What lines of the data hold the string "JSON"? Pull each one out.

● ● ● ●

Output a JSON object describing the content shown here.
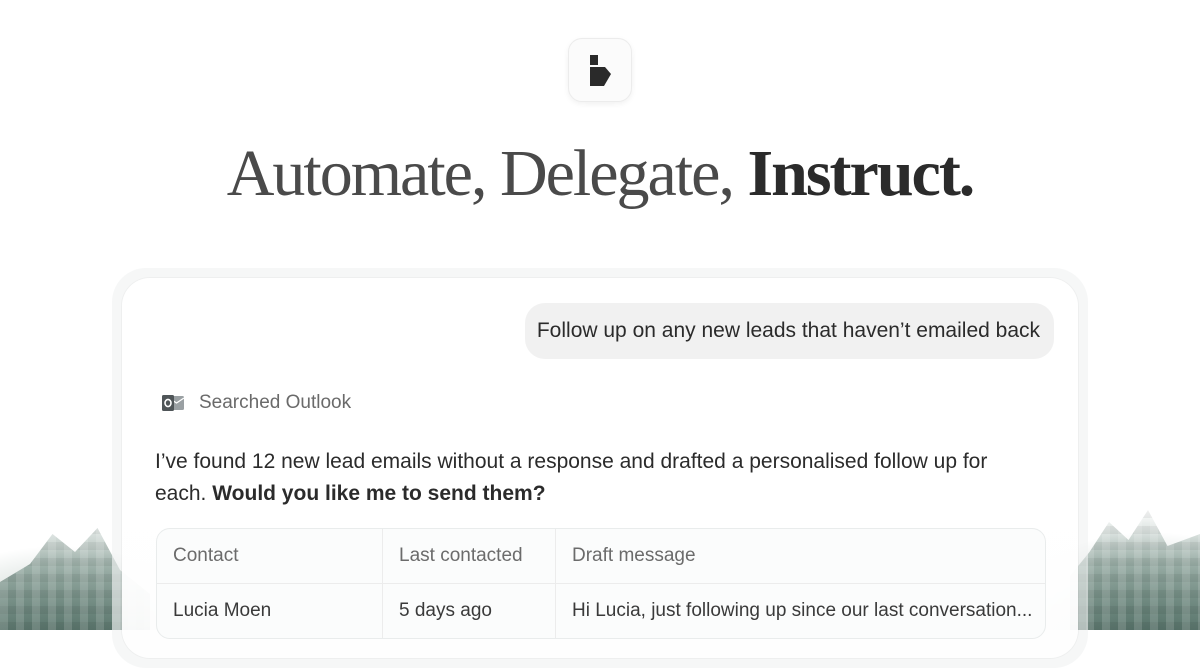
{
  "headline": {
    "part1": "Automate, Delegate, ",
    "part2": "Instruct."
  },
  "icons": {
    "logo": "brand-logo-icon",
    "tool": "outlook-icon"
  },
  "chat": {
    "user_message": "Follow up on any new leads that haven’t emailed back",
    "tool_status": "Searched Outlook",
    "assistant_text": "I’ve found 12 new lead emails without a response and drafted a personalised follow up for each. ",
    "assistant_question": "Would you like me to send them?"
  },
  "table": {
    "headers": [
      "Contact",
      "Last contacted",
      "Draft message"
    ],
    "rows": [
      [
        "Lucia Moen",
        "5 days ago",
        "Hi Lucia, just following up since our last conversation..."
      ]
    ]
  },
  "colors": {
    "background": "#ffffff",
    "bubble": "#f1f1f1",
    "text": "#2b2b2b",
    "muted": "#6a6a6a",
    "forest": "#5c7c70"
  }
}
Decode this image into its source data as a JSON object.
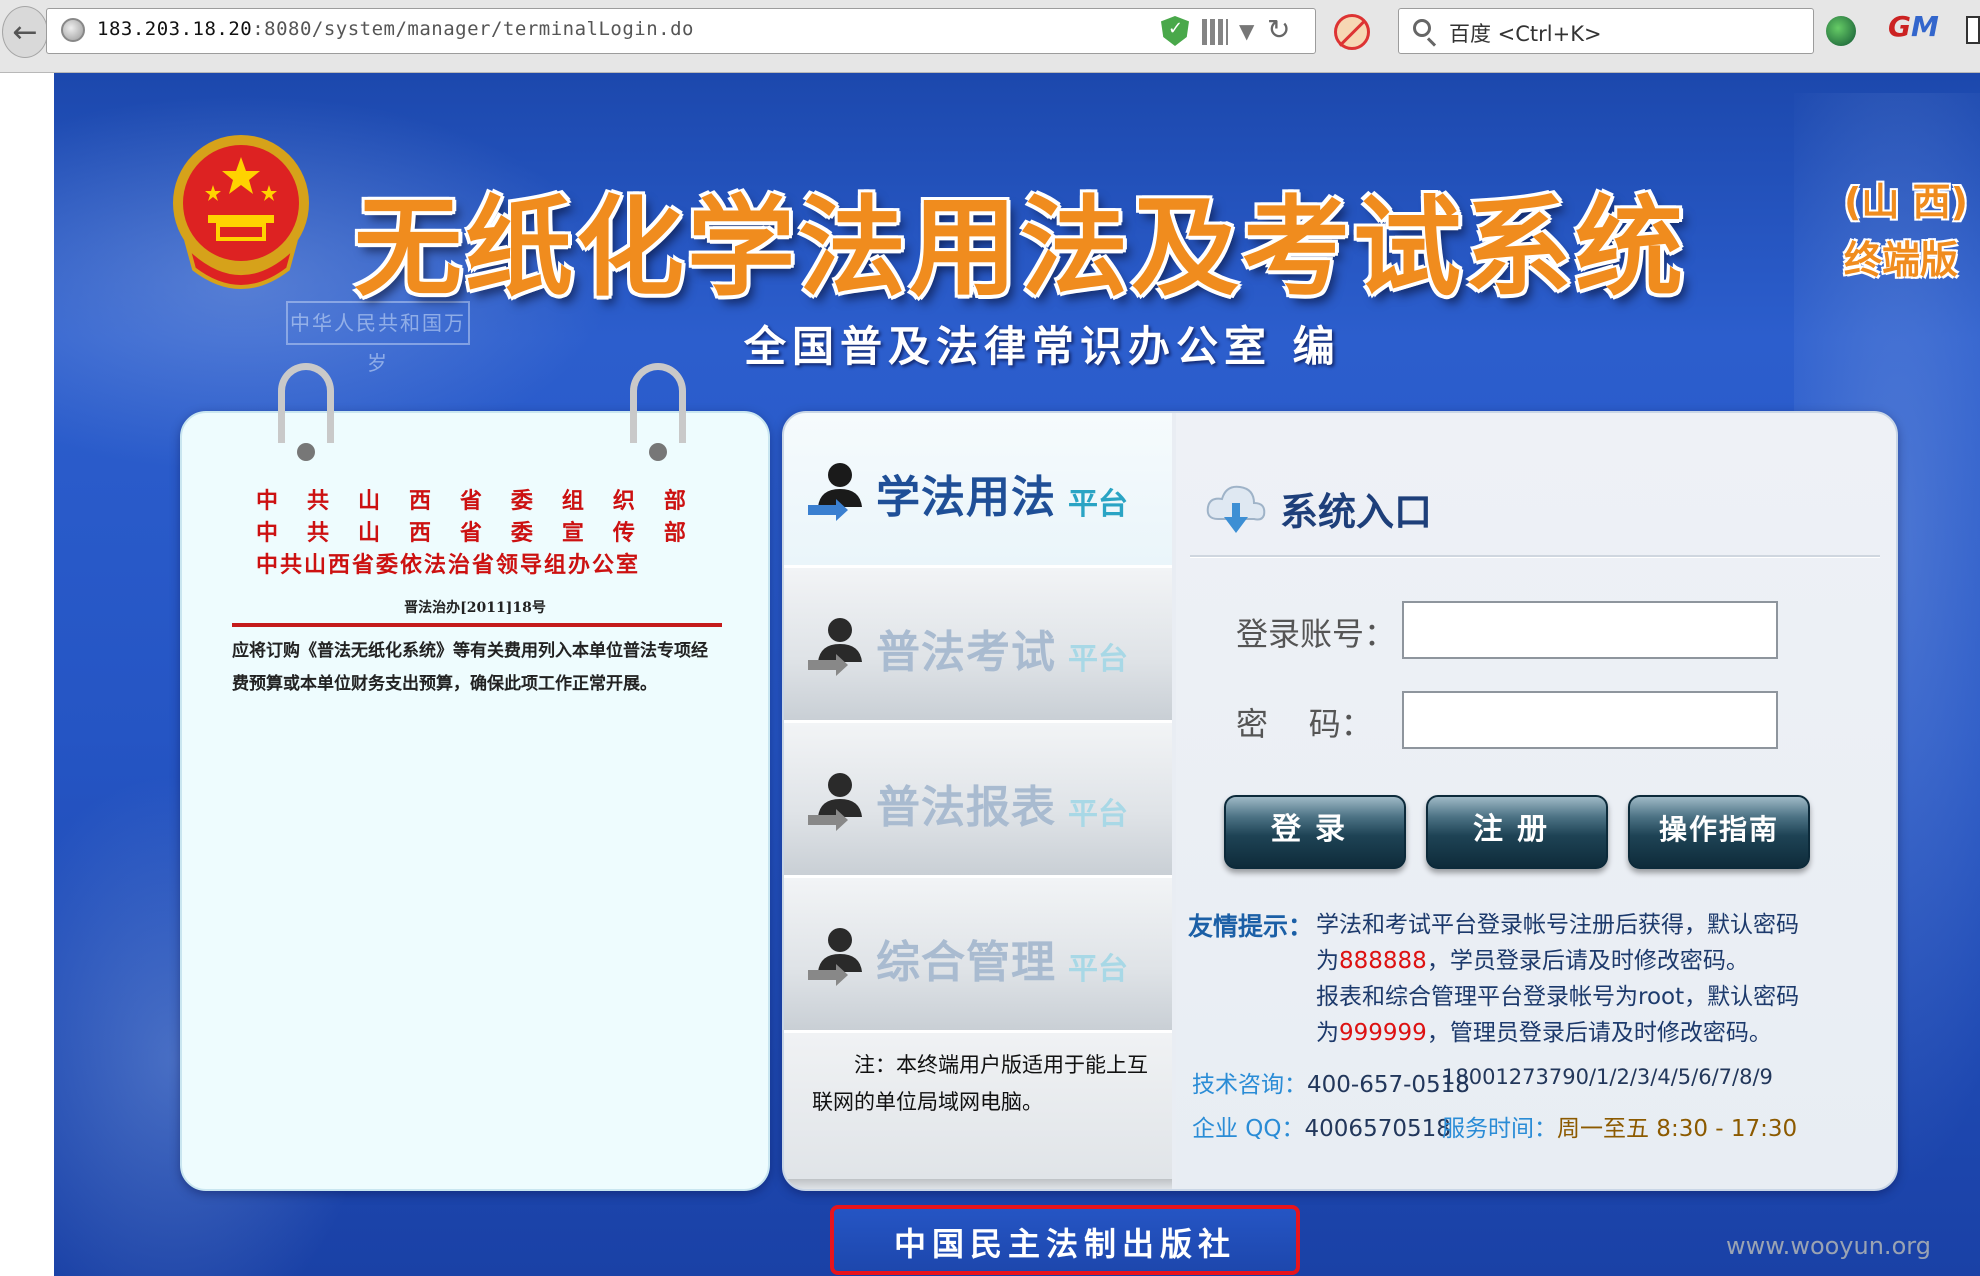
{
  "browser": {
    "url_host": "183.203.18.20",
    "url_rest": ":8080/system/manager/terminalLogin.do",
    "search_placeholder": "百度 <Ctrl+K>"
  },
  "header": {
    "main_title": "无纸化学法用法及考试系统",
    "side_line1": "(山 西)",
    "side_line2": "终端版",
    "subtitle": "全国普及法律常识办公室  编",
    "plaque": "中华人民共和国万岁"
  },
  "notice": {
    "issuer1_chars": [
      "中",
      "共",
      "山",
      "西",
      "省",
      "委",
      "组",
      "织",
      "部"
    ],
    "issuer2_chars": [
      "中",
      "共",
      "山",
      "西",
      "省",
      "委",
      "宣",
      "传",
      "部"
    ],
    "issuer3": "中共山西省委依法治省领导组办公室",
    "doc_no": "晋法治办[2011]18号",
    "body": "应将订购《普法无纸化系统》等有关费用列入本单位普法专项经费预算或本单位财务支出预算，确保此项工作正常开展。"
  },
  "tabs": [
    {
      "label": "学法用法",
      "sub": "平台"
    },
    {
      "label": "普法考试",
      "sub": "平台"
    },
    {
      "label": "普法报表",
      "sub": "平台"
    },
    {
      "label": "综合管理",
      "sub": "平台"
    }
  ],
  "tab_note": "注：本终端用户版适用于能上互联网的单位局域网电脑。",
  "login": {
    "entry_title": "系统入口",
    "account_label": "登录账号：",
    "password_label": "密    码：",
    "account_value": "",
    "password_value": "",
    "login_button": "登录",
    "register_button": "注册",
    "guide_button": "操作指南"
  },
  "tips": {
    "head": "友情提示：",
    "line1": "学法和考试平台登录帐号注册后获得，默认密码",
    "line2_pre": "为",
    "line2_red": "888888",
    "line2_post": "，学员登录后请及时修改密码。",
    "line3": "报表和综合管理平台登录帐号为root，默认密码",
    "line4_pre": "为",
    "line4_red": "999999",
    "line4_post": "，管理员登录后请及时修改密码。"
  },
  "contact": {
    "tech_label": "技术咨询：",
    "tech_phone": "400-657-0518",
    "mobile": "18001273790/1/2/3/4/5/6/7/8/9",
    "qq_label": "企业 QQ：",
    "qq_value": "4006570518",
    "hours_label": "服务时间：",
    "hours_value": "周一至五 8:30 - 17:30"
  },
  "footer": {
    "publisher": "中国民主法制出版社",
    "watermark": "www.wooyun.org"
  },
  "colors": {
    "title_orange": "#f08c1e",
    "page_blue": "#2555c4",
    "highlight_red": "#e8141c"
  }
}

● ● ● ●

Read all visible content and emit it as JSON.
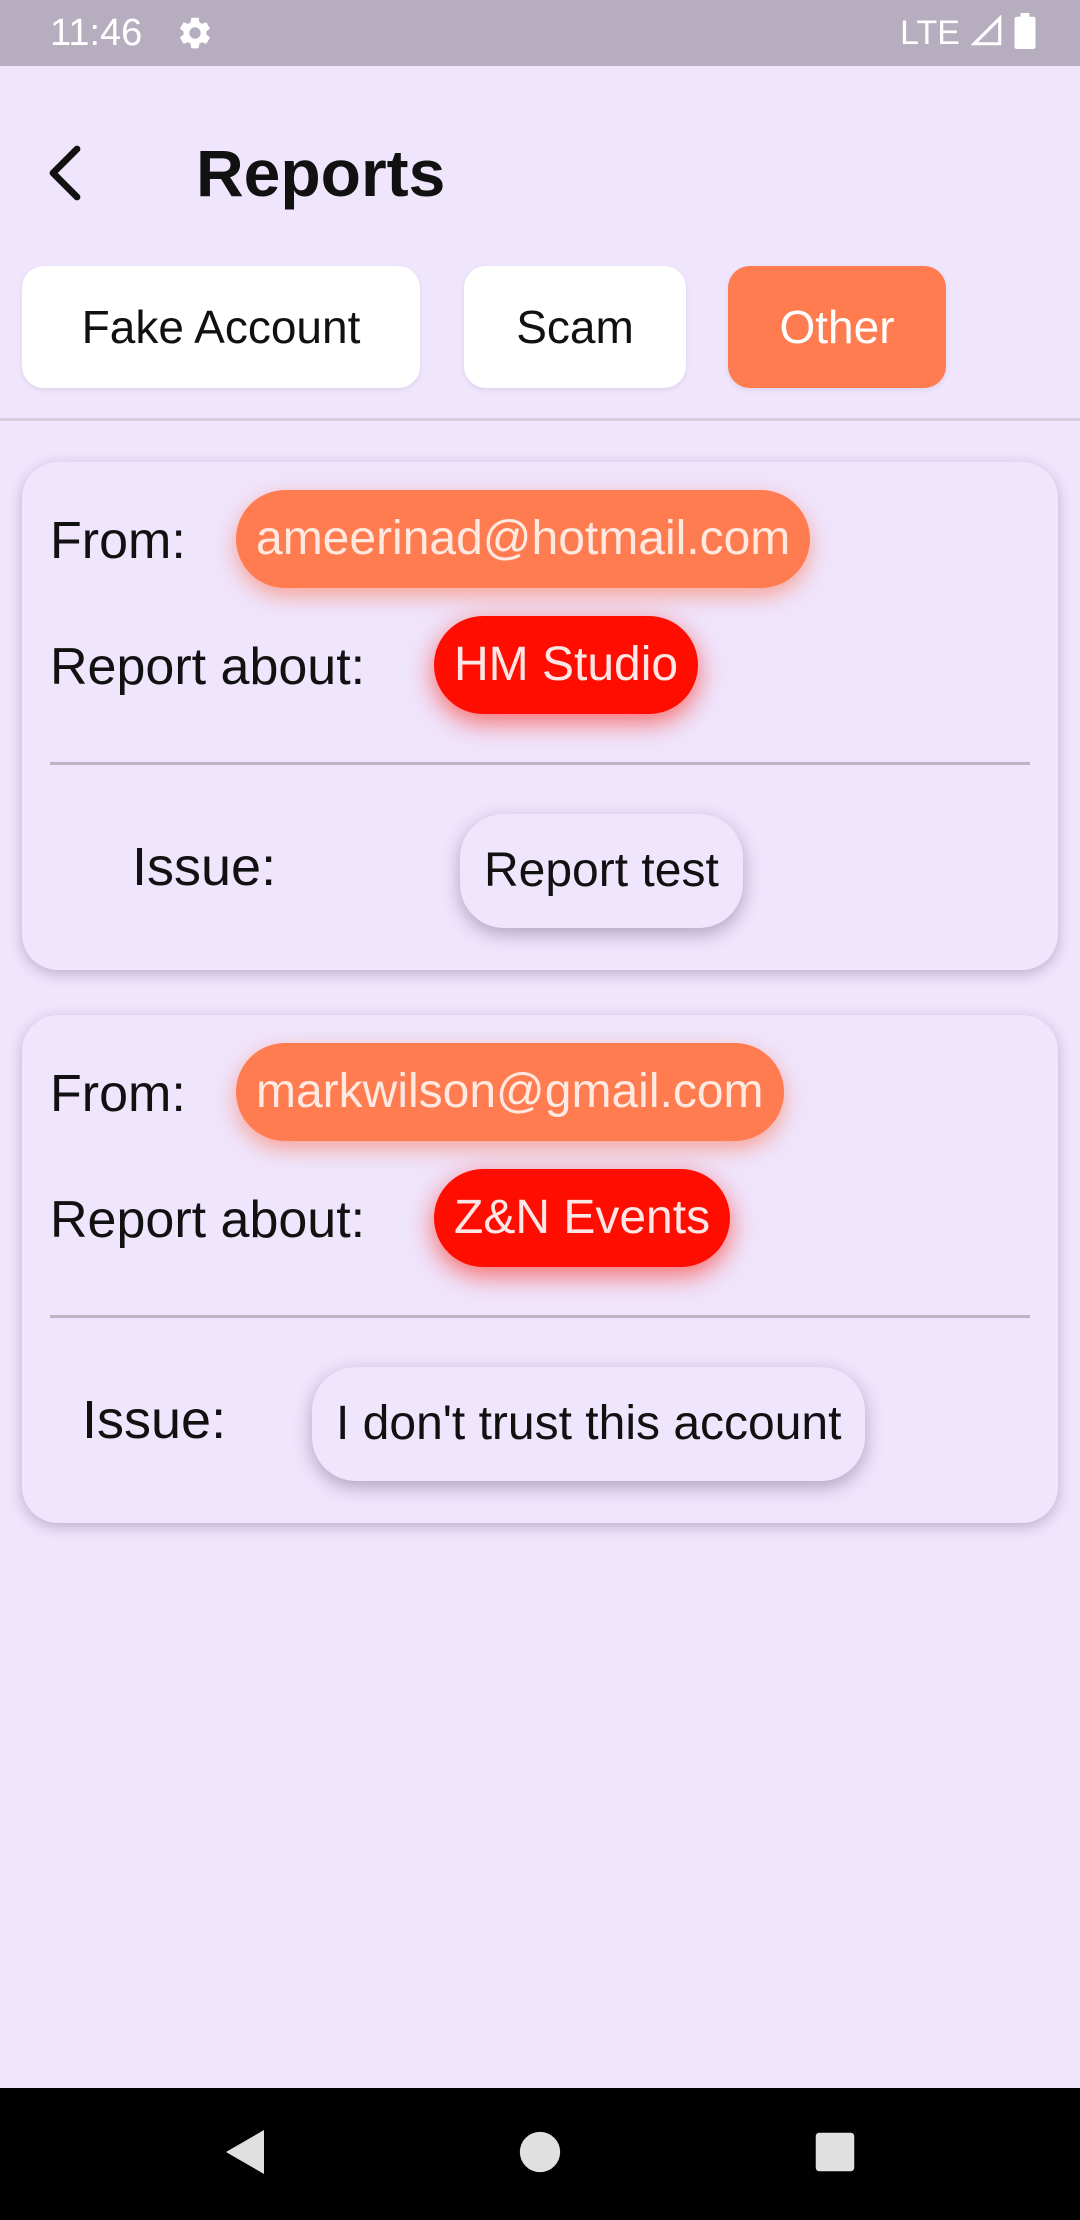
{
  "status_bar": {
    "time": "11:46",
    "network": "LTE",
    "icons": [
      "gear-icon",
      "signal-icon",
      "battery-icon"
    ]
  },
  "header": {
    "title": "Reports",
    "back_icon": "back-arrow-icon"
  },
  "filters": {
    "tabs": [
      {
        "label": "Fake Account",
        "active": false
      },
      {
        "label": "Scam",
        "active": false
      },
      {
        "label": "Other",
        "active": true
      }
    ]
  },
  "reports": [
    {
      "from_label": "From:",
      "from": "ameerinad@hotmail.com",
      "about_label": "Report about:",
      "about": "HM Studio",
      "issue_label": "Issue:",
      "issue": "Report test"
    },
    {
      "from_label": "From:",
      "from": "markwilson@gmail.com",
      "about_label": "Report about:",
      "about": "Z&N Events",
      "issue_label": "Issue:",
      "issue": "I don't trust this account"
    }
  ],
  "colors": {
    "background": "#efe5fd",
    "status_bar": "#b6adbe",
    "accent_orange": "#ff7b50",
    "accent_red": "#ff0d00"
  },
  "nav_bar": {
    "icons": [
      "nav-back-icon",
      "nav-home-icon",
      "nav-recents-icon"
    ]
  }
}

● ● ● ●

## [SOLUTION TO THE EXERCISE]
Output a JSON object describing the content shown here.
Decode this image into its source data as a JSON object.
Read all visible content and emit it as JSON.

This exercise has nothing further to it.